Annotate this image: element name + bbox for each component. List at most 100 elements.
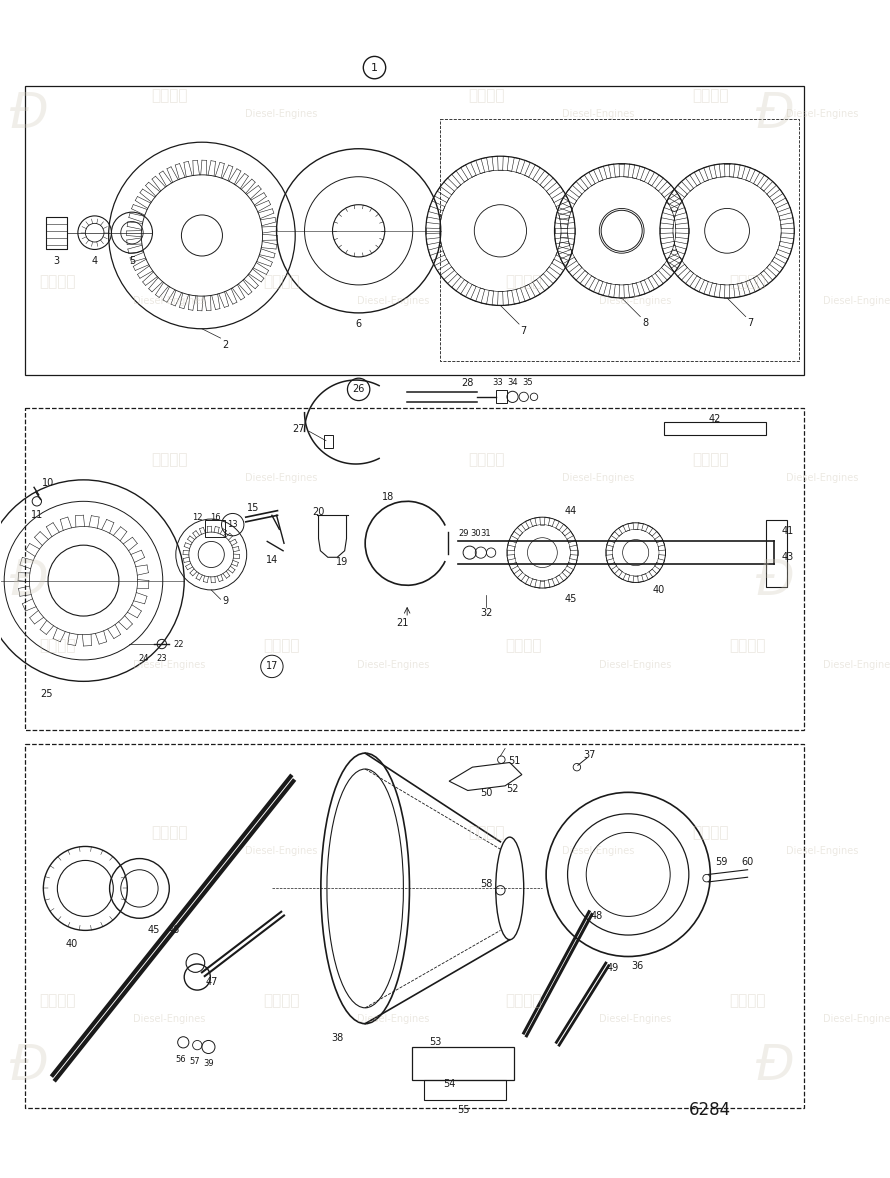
Text: 22: 22 [174, 640, 184, 649]
Text: 紫发动力: 紫发动力 [39, 274, 76, 290]
Text: 紫发动力: 紫发动力 [151, 825, 188, 840]
Text: 45: 45 [564, 594, 577, 604]
Text: 29: 29 [458, 529, 469, 538]
Text: Diesel-Engines: Diesel-Engines [562, 110, 635, 119]
Text: Diesel-Engines: Diesel-Engines [245, 846, 318, 856]
Text: 21: 21 [396, 617, 409, 628]
Text: 紫发动力: 紫发动力 [263, 993, 299, 1008]
Text: 59: 59 [716, 858, 728, 867]
Text: 46: 46 [168, 926, 180, 935]
Text: Diesel-Engines: Diesel-Engines [600, 296, 672, 306]
Text: 紫发动力: 紫发动力 [468, 825, 505, 840]
Text: 紫发动力: 紫发动力 [263, 638, 299, 654]
Bar [496, 390, 507, 403]
Text: 14: 14 [266, 555, 278, 565]
Text: Diesel-Engines: Diesel-Engines [600, 660, 672, 669]
Bar [412, 1047, 514, 1079]
Text: 3: 3 [53, 256, 60, 266]
Text: 紫发动力: 紫发动力 [692, 825, 729, 840]
Text: 56: 56 [175, 1054, 186, 1064]
Bar [424, 1079, 506, 1100]
Text: 42: 42 [708, 415, 721, 424]
Bar [324, 435, 334, 448]
Bar [440, 119, 799, 362]
Text: Diesel-Engines: Diesel-Engines [357, 660, 429, 669]
Text: 17: 17 [266, 661, 278, 671]
Text: 紫发动力: 紫发动力 [692, 88, 729, 102]
Text: 45: 45 [147, 926, 159, 935]
Text: 30: 30 [470, 529, 481, 538]
Text: 39: 39 [203, 1059, 214, 1068]
Bar [25, 743, 804, 1107]
Text: 紫发动力: 紫发动力 [506, 274, 542, 290]
Text: 9: 9 [222, 596, 229, 607]
Text: Diesel-Engines: Diesel-Engines [786, 110, 859, 119]
Text: 5: 5 [129, 256, 135, 266]
Text: Diesel-Engines: Diesel-Engines [357, 1014, 429, 1024]
Text: Diesel-Engines: Diesel-Engines [134, 296, 206, 306]
Text: 10: 10 [42, 477, 54, 488]
Text: 1: 1 [371, 62, 378, 73]
Text: Diesel-Engines: Diesel-Engines [823, 1014, 890, 1024]
Text: 23: 23 [157, 655, 167, 663]
Text: 33: 33 [492, 378, 503, 388]
Text: 6284: 6284 [689, 1101, 732, 1119]
Text: 20: 20 [312, 507, 325, 517]
Text: 紫发动力: 紫发动力 [151, 452, 188, 466]
Bar [25, 86, 804, 376]
Text: Diesel-Engines: Diesel-Engines [562, 846, 635, 856]
Text: Diesel-Engines: Diesel-Engines [823, 296, 890, 306]
Text: 16: 16 [210, 512, 221, 522]
Text: 紫发动力: 紫发动力 [39, 638, 76, 654]
Text: 紫发动力: 紫发动力 [692, 452, 729, 466]
Text: 26: 26 [352, 384, 365, 395]
Text: 紫发动力: 紫发动力 [729, 993, 766, 1008]
Text: 52: 52 [506, 783, 519, 794]
Text: 41: 41 [781, 527, 794, 536]
Text: 43: 43 [781, 552, 794, 562]
Text: Diesel-Engines: Diesel-Engines [786, 846, 859, 856]
Text: 15: 15 [247, 503, 259, 512]
Text: 紫发动力: 紫发动力 [729, 638, 766, 654]
Text: 32: 32 [481, 608, 492, 618]
Text: 48: 48 [590, 912, 603, 921]
Text: Diesel-Engines: Diesel-Engines [245, 110, 318, 119]
Text: 紫发动力: 紫发动力 [468, 452, 505, 466]
Text: 2: 2 [222, 339, 229, 350]
Text: 40: 40 [65, 939, 77, 949]
Text: 7: 7 [521, 325, 527, 336]
Text: 19: 19 [336, 557, 348, 567]
Text: 57: 57 [190, 1058, 199, 1066]
Text: 8: 8 [642, 318, 648, 329]
Text: 34: 34 [507, 378, 518, 388]
Text: Ð: Ð [756, 557, 795, 604]
Text: Ð: Ð [756, 91, 795, 138]
Text: 44: 44 [564, 505, 577, 516]
Text: 紫发动力: 紫发动力 [263, 274, 299, 290]
Text: 60: 60 [741, 858, 754, 867]
Text: 51: 51 [508, 755, 521, 766]
Text: 13: 13 [228, 521, 238, 529]
Text: 18: 18 [383, 491, 394, 502]
Text: 40: 40 [653, 585, 665, 595]
Text: 25: 25 [40, 689, 53, 700]
Text: 38: 38 [331, 1033, 344, 1043]
Text: 紫发动力: 紫发动力 [39, 993, 76, 1008]
Text: 55: 55 [457, 1105, 469, 1116]
Text: Diesel-Engines: Diesel-Engines [245, 474, 318, 483]
Bar [25, 408, 804, 730]
Text: Diesel-Engines: Diesel-Engines [134, 1014, 206, 1024]
Text: Diesel-Engines: Diesel-Engines [786, 474, 859, 483]
Text: Ð: Ð [10, 1041, 49, 1090]
Text: 4: 4 [92, 256, 98, 266]
Text: 紫发动力: 紫发动力 [506, 638, 542, 654]
Text: 31: 31 [481, 529, 490, 538]
Text: 28: 28 [462, 378, 474, 388]
Text: Diesel-Engines: Diesel-Engines [600, 1014, 672, 1024]
Text: 54: 54 [443, 1079, 456, 1090]
Text: 紫发动力: 紫发动力 [151, 88, 188, 102]
Text: 紫发动力: 紫发动力 [729, 274, 766, 290]
Text: Ð: Ð [756, 1041, 795, 1090]
Text: 11: 11 [31, 510, 43, 521]
Text: 58: 58 [481, 879, 492, 888]
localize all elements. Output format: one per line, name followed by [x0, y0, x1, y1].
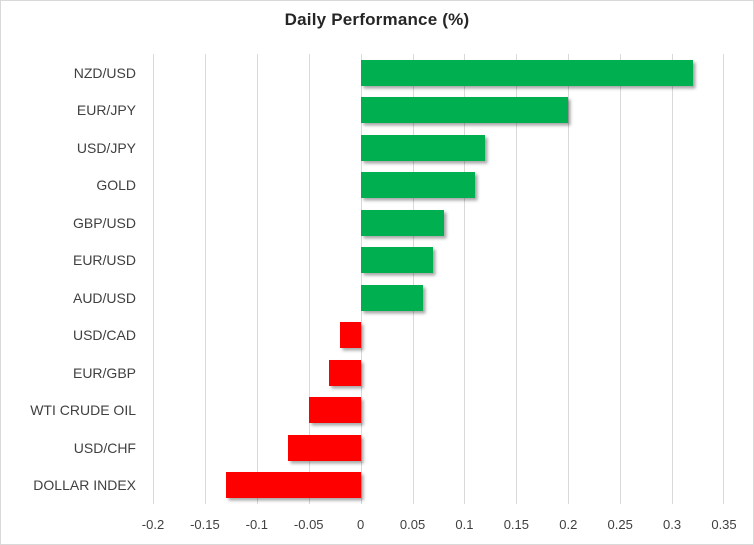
- category-label: USD/JPY: [76, 139, 136, 156]
- gridline: [723, 54, 724, 504]
- category-label: AUD/USD: [72, 289, 136, 306]
- gridline: [568, 54, 569, 504]
- category-label: GOLD: [96, 177, 136, 194]
- category-label: GBP/USD: [72, 214, 136, 231]
- x-tick-label: 0.3: [663, 517, 682, 532]
- gridline: [464, 54, 465, 504]
- gridline: [672, 54, 673, 504]
- value-axis: -0.2 -0.15 -0.1 -0.05 0 0.05 0.1 0.15 0.2 0.25 0.3…: [142, 517, 737, 537]
- x-tick-label: 0.1: [455, 517, 474, 532]
- bar-nzd-usd: [360, 59, 693, 86]
- x-tick-label: -0.2: [141, 517, 165, 532]
- gridline: [205, 54, 206, 504]
- x-tick-label: 0.05: [399, 517, 426, 532]
- bar-gold: [360, 172, 475, 199]
- bar-eur-jpy: [360, 97, 569, 124]
- category-label: EUR/USD: [72, 252, 136, 269]
- category-label: NZD/USD: [73, 64, 136, 81]
- gridline: [361, 54, 362, 504]
- gridline: [620, 54, 621, 504]
- x-tick-label: 0.2: [559, 517, 578, 532]
- gridline: [413, 54, 414, 504]
- category-label: WTI CRUDE OIL: [30, 402, 136, 419]
- gridline: [257, 54, 258, 504]
- category-label: EUR/JPY: [76, 102, 136, 119]
- bar-gbp-usd: [360, 209, 444, 236]
- plot-area: [153, 54, 724, 504]
- category-label: EUR/GBP: [72, 364, 136, 381]
- category-label: USD/CAD: [72, 327, 136, 344]
- x-tick-label: 0: [357, 517, 365, 532]
- bar-usd-chf: [287, 434, 361, 461]
- x-tick-label: 0.15: [503, 517, 530, 532]
- bar-dollar-index: [225, 472, 361, 499]
- x-tick-label: -0.05: [293, 517, 324, 532]
- gridline: [516, 54, 517, 504]
- x-tick-label: 0.35: [711, 517, 737, 532]
- bar-usd-jpy: [360, 134, 486, 161]
- gridline: [309, 54, 310, 504]
- category-label: USD/CHF: [73, 439, 136, 456]
- bar-wti-crude-oil: [308, 397, 361, 424]
- x-tick-label: -0.15: [190, 517, 220, 532]
- bar-eur-gbp: [329, 359, 361, 386]
- x-tick-label: -0.1: [245, 517, 269, 532]
- bar-eur-usd: [360, 247, 434, 274]
- bar-aud-usd: [360, 284, 423, 311]
- gridline: [153, 54, 154, 504]
- category-axis: NZD/USD EUR/JPY USD/JPY GOLD GBP/USD EUR/USD A…: [1, 54, 141, 504]
- chart-title: Daily Performance (%): [284, 10, 470, 29]
- x-tick-label: 0.25: [607, 517, 633, 532]
- bar-usd-cad: [339, 322, 361, 349]
- category-label: DOLLAR INDEX: [33, 477, 136, 494]
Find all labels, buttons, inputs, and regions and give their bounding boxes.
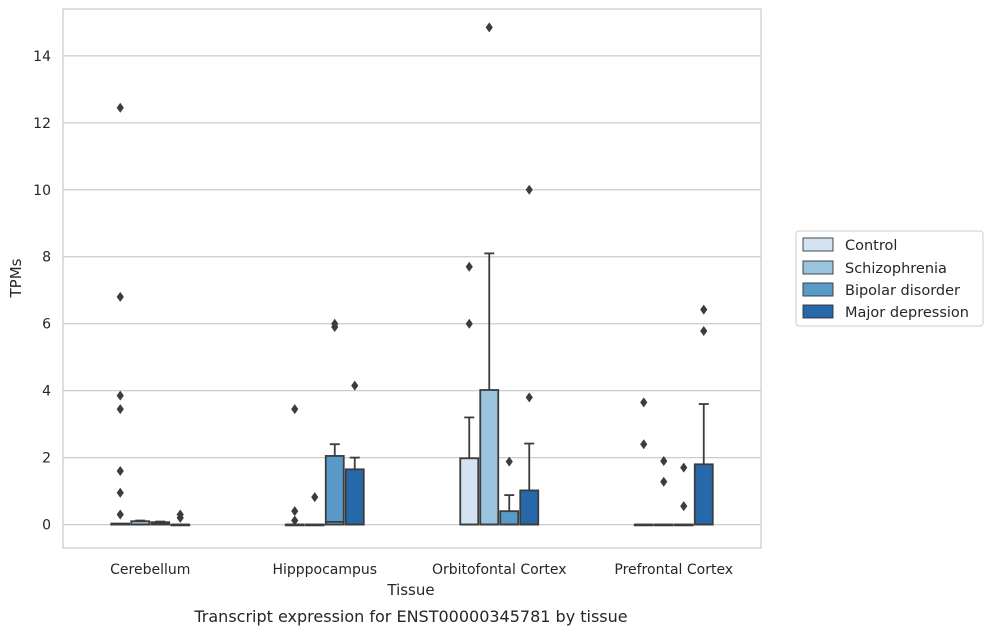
outlier-point [116, 291, 124, 302]
legend-swatch-bipolar-disorder [802, 282, 834, 297]
outlier-point [291, 515, 299, 526]
y-tick-label: 0 [42, 518, 51, 534]
plot-frame [62, 8, 762, 549]
outlier-point [116, 487, 124, 498]
outlier-point [640, 439, 648, 450]
box [479, 389, 500, 526]
outlier-point [700, 304, 708, 315]
outlier-point [311, 492, 319, 503]
box [459, 457, 480, 526]
x-axis-ticks: Cerebellum Hipppocampus Orbitofontal Corte… [110, 562, 733, 578]
y-tick-label: 10 [33, 183, 51, 199]
x-tick-label: Orbitofontal Cortex [432, 562, 567, 578]
outlier-point [291, 506, 299, 517]
outlier-point [331, 322, 339, 333]
y-tick-label: 14 [33, 49, 51, 65]
y-tick-label: 2 [42, 451, 51, 467]
outlier-point [351, 380, 359, 391]
legend-label-bipolar-disorder: Bipolar disorder [845, 283, 960, 299]
outlier-point [660, 455, 668, 466]
outlier-point [525, 184, 533, 195]
outlier-point [700, 326, 708, 337]
x-tick-label: Prefrontal Cortex [614, 562, 733, 578]
outlier-point [465, 318, 473, 329]
y-axis-title: TPMs [7, 258, 25, 298]
x-tick-label: Cerebellum [110, 562, 190, 578]
outlier-point [176, 512, 184, 523]
box [324, 455, 345, 526]
legend-frame [795, 230, 984, 327]
legend-swatch-major-depression [802, 304, 834, 319]
chart-caption: Transcript expression for ENST0000034578… [193, 607, 627, 626]
box [499, 510, 520, 526]
outlier-point [291, 404, 299, 415]
legend-swatch-control [802, 237, 834, 252]
outlier-point [116, 102, 124, 113]
y-tick-label: 6 [42, 317, 51, 333]
boxes [110, 252, 714, 527]
outlier-point [680, 501, 688, 512]
box [344, 468, 365, 526]
legend-label-major-depression: Major depression [845, 305, 969, 321]
outlier-point [525, 392, 533, 403]
x-axis-title: Tissue [386, 581, 434, 599]
outlier-point [116, 466, 124, 476]
legend-swatch-schizophrenia [802, 260, 834, 275]
y-tick-label: 4 [42, 384, 51, 400]
legend-label-schizophrenia: Schizophrenia [845, 261, 947, 277]
outlier-point [116, 404, 124, 415]
outlier-point [680, 462, 688, 473]
outlier-point [116, 509, 124, 520]
legend: Control Schizophrenia Bipolar disorder M… [795, 230, 984, 327]
x-tick-label: Hipppocampus [272, 562, 377, 578]
outlier-point [485, 22, 493, 33]
y-tick-label: 8 [42, 250, 51, 266]
outlier-point [640, 397, 648, 408]
legend-label-control: Control [845, 238, 897, 254]
outlier-point [660, 476, 668, 487]
gridlines [63, 55, 761, 526]
outlier-point [465, 261, 473, 272]
outlier-point [116, 390, 124, 401]
y-axis-ticks: 0 2 4 6 8 10 12 14 [33, 49, 51, 534]
box [693, 463, 714, 526]
outliers [116, 22, 708, 526]
outlier-point [505, 456, 513, 467]
y-tick-label: 12 [33, 116, 51, 132]
box [519, 489, 540, 526]
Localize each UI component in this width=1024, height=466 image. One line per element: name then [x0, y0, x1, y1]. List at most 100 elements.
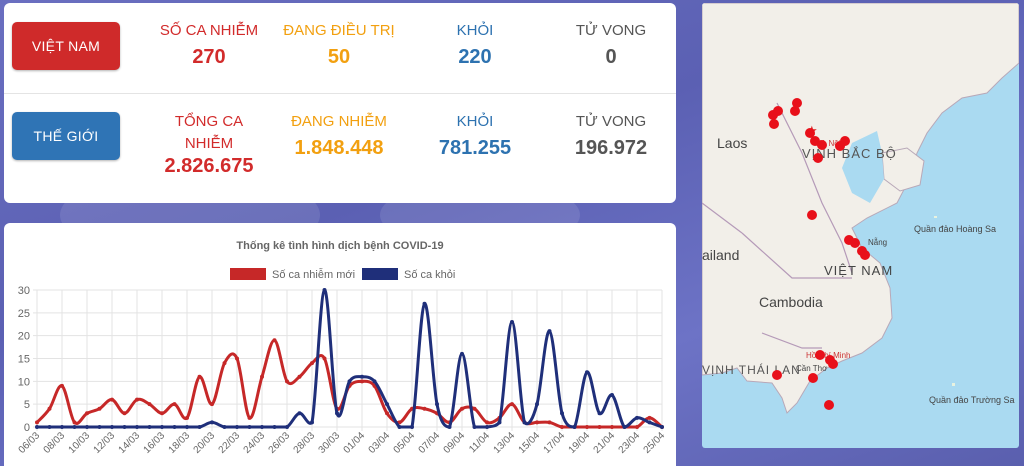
- case-markers: [768, 98, 870, 410]
- x-tick-label: 05/04: [392, 430, 418, 456]
- border-line: [741, 232, 852, 279]
- data-point: [322, 288, 327, 292]
- world-active-label: ĐANG NHIỄM: [291, 113, 387, 130]
- data-point: [72, 420, 77, 425]
- case-marker: [828, 359, 838, 369]
- vietnam-treating-value: 50: [327, 46, 351, 68]
- data-point: [422, 301, 427, 306]
- case-marker: [769, 119, 779, 129]
- x-tick-label: 30/03: [317, 430, 343, 456]
- data-point: [110, 425, 114, 429]
- data-point: [235, 356, 239, 361]
- data-point: [297, 411, 302, 416]
- vietnam-deaths-stat: TỬ VONG 0: [546, 20, 676, 69]
- vietnam-cases-value: 270: [192, 46, 226, 68]
- world-cases-label-line1: TỔNG CA: [174, 113, 244, 130]
- legend-swatch: [362, 268, 398, 280]
- data-point: [35, 420, 39, 425]
- data-point: [247, 415, 252, 420]
- data-point: [635, 415, 639, 420]
- data-point: [585, 370, 589, 375]
- x-tick-label: 06/03: [17, 430, 43, 456]
- data-point: [185, 425, 189, 429]
- y-tick-label: 25: [18, 308, 30, 320]
- legend-swatch: [230, 268, 266, 280]
- x-tick-label: 28/03: [292, 430, 318, 456]
- data-point: [135, 425, 139, 429]
- vietnam-cases-stat: SỐ CA NHIỄM 270: [144, 20, 274, 69]
- data-point: [360, 374, 364, 379]
- data-point: [60, 425, 64, 429]
- x-tick-label: 01/04: [342, 430, 368, 456]
- data-point: [285, 379, 289, 384]
- label-cambodia: Cambodia: [759, 294, 823, 310]
- data-point: [647, 420, 652, 425]
- data-point: [510, 402, 514, 407]
- data-point: [510, 319, 514, 324]
- data-point: [110, 397, 114, 402]
- data-point: [310, 361, 314, 366]
- data-point: [147, 425, 152, 429]
- x-tick-label: 13/04: [492, 430, 518, 456]
- world-deaths-stat: TỬ VONG 196.972: [546, 111, 676, 160]
- data-point: [197, 374, 202, 379]
- vietnam-treating-label: ĐANG ĐIỀU TRỊ: [283, 22, 395, 39]
- x-tick-label: 08/03: [42, 430, 68, 456]
- data-point: [447, 425, 452, 429]
- data-point: [472, 425, 477, 429]
- case-marker: [840, 136, 850, 146]
- x-tick-label: 17/04: [542, 430, 568, 456]
- mainland-shape: [702, 3, 1019, 414]
- case-marker: [805, 128, 815, 138]
- label-hoang-sa: Quần đảo Hoàng Sa: [914, 224, 996, 234]
- case-marker: [808, 373, 818, 383]
- data-point: [460, 351, 464, 356]
- data-point: [360, 379, 364, 384]
- data-point: [372, 379, 377, 384]
- label-vietnam: VIỆT NAM: [824, 263, 893, 278]
- case-marker: [815, 350, 825, 360]
- island-hoang-sa: [934, 216, 937, 218]
- case-marker: [824, 400, 834, 410]
- case-marker: [792, 98, 802, 108]
- world-deaths-label: TỬ VONG: [575, 113, 647, 130]
- data-point: [547, 329, 552, 334]
- data-point: [35, 425, 39, 429]
- chart-panel: Thống kê tình hình dịch bệnh COVID-19 Số …: [4, 223, 676, 466]
- label-laos: Laos: [717, 135, 747, 151]
- vietnam-map[interactable]: Laos VỊNH BẮC BỘ ailand VIỆT NAM Cambodi…: [702, 3, 1019, 448]
- data-point: [285, 425, 289, 429]
- x-tick-label: 21/04: [592, 430, 618, 456]
- border-line: [702, 202, 743, 234]
- data-point: [485, 420, 489, 425]
- x-tick-label: 15/04: [517, 430, 543, 456]
- label-gulf-tonkin: VỊNH BẮC BỘ: [802, 146, 897, 161]
- data-point: [172, 402, 177, 407]
- x-tick-label: 16/03: [142, 430, 168, 456]
- label-can-tho: Cần Thơ: [796, 364, 828, 373]
- data-point: [172, 425, 177, 429]
- case-marker: [817, 140, 827, 150]
- data-point: [647, 415, 652, 420]
- vietnam-button[interactable]: VIỆT NAM: [12, 22, 120, 70]
- data-point: [522, 420, 527, 425]
- data-point: [272, 338, 277, 343]
- data-point: [222, 361, 227, 366]
- data-point: [597, 411, 602, 416]
- case-marker: [813, 153, 823, 163]
- data-point: [272, 425, 277, 429]
- vietnam-cases-label: SỐ CA NHIỄM: [159, 22, 259, 39]
- data-point: [322, 356, 327, 361]
- world-recovered-stat: KHỎI 781.255: [410, 111, 540, 160]
- data-point: [547, 420, 552, 425]
- y-tick-label: 0: [24, 422, 30, 434]
- covid-line-chart: Thống kê tình hình dịch bệnh COVID-19 Số …: [17, 240, 668, 456]
- x-tick-label: 11/04: [467, 430, 492, 455]
- data-point: [235, 425, 239, 429]
- world-button[interactable]: THẾ GIỚI: [12, 112, 120, 160]
- data-point: [560, 425, 564, 429]
- x-tick-label: 03/04: [367, 430, 393, 456]
- x-tick-label: 09/04: [442, 430, 468, 456]
- data-point: [385, 411, 389, 416]
- x-tick-label: 07/04: [417, 430, 443, 456]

┄┄┄┄┄┄

* WORK TO DO *
Update the data starting at the line that contains "- category-label: USD/JPY: [76, 139, 136, 156]" and ending at the line that contains "Find all labels, buttons, inputs, and". Give only those lines, with "gridline" replaced by "vertical-gridline" and everything else unchanged.

* WORKED SOLUTION *
- category-label: USD/JPY: [76, 139, 136, 156]
- vertical-gridline: [723, 54, 724, 504]
- category-label: AUD/USD: [72, 289, 136, 306]
- vertical-gridline: [568, 54, 569, 504]
- category-label: GOLD: [96, 177, 136, 194]
- category-label: GBP/USD: [72, 214, 136, 231]
- x-tick-label: 0.3: [663, 517, 682, 532]
- vertical-gridline: [464, 54, 465, 504]
- vertical-gridline: [672, 54, 673, 504]
- value-axis: -0.2 -0.15 -0.1 -0.05 0 0.05 0.1 0.15 0.2 0.25 0.3…: [142, 517, 737, 537]
- x-tick-label: 0.1: [455, 517, 474, 532]
- bar-nzd-usd: [360, 59, 693, 86]
- x-tick-label: -0.2: [141, 517, 165, 532]
- vertical-gridline: [205, 54, 206, 504]
- x-tick-label: 0.05: [399, 517, 426, 532]
- bar-gold: [360, 172, 475, 199]
- bar-eur-jpy: [360, 97, 569, 124]
- category-label: EUR/USD: [72, 252, 136, 269]
- category-label: NZD/USD: [73, 64, 136, 81]
- vertical-gridline: [361, 54, 362, 504]
- vertical-gridline: [620, 54, 621, 504]
- x-tick-label: 0.2: [559, 517, 578, 532]
- vertical-gridline: [413, 54, 414, 504]
- category-label: WTI CRUDE OIL: [30, 402, 136, 419]
- vertical-gridline: [257, 54, 258, 504]
- category-label: EUR/JPY: [76, 102, 136, 119]
- bar-gbp-usd: [360, 209, 444, 236]
- plot-area: [153, 54, 724, 504]
- category-label: EUR/GBP: [72, 364, 136, 381]
- category-label: USD/CAD: [72, 327, 136, 344]
- x-tick-label: 0: [357, 517, 365, 532]
- bar-usd-chf: [287, 434, 361, 461]
- x-tick-label: 0.15: [503, 517, 530, 532]
- bar-dollar-index: [225, 472, 361, 499]
- x-tick-label: -0.05: [293, 517, 324, 532]
- vertical-gridline: [516, 54, 517, 504]
- x-tick-label: 0.35: [711, 517, 737, 532]
- bar-usd-jpy: [360, 134, 486, 161]
- vertical-gridline: [309, 54, 310, 504]
- category-label: USD/CHF: [73, 439, 136, 456]
- bar-wti-crude-oil: [308, 397, 361, 424]
- x-tick-label: -0.15: [190, 517, 220, 532]
- bar-eur-gbp: [329, 359, 361, 386]
- x-tick-label: -0.1: [245, 517, 269, 532]
- bar-eur-usd: [360, 247, 434, 274]
- bar-aud-usd: [360, 284, 423, 311]
- vertical-gridline: [153, 54, 154, 504]
- category-axis: NZD/USD EUR/JPY USD/JPY GOLD GBP/USD EUR/USD A…: [1, 54, 141, 504]
- chart-title: Daily Performance (%): [284, 10, 470, 29]
- x-tick-label: 0.25: [607, 517, 633, 532]
- bar-usd-cad: [339, 322, 361, 349]
- category-label: DOLLAR INDEX: [33, 477, 136, 494]
Find all labels, buttons, inputs, and regions and give their bounding boxes.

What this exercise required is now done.